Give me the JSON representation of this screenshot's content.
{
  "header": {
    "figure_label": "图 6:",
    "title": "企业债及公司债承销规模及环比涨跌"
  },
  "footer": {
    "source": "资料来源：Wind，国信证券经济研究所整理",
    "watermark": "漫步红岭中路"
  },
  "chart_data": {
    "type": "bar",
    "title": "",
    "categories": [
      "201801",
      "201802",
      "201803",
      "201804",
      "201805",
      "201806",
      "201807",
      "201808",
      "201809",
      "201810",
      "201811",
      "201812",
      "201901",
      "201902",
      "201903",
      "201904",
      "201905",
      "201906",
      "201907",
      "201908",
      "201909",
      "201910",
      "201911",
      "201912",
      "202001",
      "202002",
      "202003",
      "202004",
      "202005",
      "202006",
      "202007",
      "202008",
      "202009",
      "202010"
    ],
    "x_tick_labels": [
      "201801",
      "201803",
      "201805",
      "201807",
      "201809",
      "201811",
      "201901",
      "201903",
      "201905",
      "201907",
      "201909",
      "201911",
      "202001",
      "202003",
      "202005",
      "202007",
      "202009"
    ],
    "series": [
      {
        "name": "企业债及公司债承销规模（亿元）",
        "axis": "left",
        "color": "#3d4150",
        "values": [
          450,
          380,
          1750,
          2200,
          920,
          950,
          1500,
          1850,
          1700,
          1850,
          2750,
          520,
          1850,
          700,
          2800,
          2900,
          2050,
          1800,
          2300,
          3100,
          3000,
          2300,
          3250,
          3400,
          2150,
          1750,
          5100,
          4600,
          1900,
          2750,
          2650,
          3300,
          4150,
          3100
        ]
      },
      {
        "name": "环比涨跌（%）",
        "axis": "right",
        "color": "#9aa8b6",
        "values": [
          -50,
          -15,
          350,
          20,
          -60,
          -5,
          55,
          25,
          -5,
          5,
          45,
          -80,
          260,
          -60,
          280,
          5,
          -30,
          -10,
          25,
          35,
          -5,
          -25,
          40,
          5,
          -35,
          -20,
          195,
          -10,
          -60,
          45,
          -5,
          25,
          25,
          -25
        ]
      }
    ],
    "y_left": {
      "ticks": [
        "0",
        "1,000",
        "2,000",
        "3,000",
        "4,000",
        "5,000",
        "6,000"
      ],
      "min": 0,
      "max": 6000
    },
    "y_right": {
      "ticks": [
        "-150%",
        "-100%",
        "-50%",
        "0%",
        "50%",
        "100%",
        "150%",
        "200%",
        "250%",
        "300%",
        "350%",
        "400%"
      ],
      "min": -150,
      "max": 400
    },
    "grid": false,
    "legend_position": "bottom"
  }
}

━━━━━━━━━━━━━━━━━━━━

### Given task
Restate the whole listing exactly, leaving out nothing.

### Written response
Give me the JSON representation of this screenshot's content.
{
  "header": {
    "figure_label": "图 6:",
    "title": "企业债及公司债承销规模及环比涨跌"
  },
  "footer": {
    "source": "资料来源：Wind，国信证券经济研究所整理",
    "watermark": "漫步红岭中路"
  },
  "chart_data": {
    "type": "bar",
    "title": "",
    "categories": [
      "201801",
      "201802",
      "201803",
      "201804",
      "201805",
      "201806",
      "201807",
      "201808",
      "201809",
      "201810",
      "201811",
      "201812",
      "201901",
      "201902",
      "201903",
      "201904",
      "201905",
      "201906",
      "201907",
      "201908",
      "201909",
      "201910",
      "201911",
      "201912",
      "202001",
      "202002",
      "202003",
      "202004",
      "202005",
      "202006",
      "202007",
      "202008",
      "202009",
      "202010"
    ],
    "x_tick_labels": [
      "201801",
      "201803",
      "201805",
      "201807",
      "201809",
      "201811",
      "201901",
      "201903",
      "201905",
      "201907",
      "201909",
      "201911",
      "202001",
      "202003",
      "202005",
      "202007",
      "202009"
    ],
    "series": [
      {
        "name": "企业债及公司债承销规模（亿元）",
        "axis": "left",
        "color": "#3d4150",
        "values": [
          450,
          380,
          1750,
          2200,
          920,
          950,
          1500,
          1850,
          1700,
          1850,
          2750,
          520,
          1850,
          700,
          2800,
          2900,
          2050,
          1800,
          2300,
          3100,
          3000,
          2300,
          3250,
          3400,
          2150,
          1750,
          5100,
          4600,
          1900,
          2750,
          2650,
          3300,
          4150,
          3100
        ]
      },
      {
        "name": "环比涨跌（%）",
        "axis": "right",
        "color": "#9aa8b6",
        "values": [
          -50,
          -15,
          350,
          20,
          -60,
          -5,
          55,
          25,
          -5,
          5,
          45,
          -80,
          260,
          -60,
          280,
          5,
          -30,
          -10,
          25,
          35,
          -5,
          -25,
          40,
          5,
          -35,
          -20,
          195,
          -10,
          -60,
          45,
          -5,
          25,
          25,
          -25
        ]
      }
    ],
    "y_left": {
      "ticks": [
        "0",
        "1,000",
        "2,000",
        "3,000",
        "4,000",
        "5,000",
        "6,000"
      ],
      "min": 0,
      "max": 6000
    },
    "y_right": {
      "ticks": [
        "-150%",
        "-100%",
        "-50%",
        "0%",
        "50%",
        "100%",
        "150%",
        "200%",
        "250%",
        "300%",
        "350%",
        "400%"
      ],
      "min": -150,
      "max": 400
    },
    "grid": false,
    "legend_position": "bottom"
  }
}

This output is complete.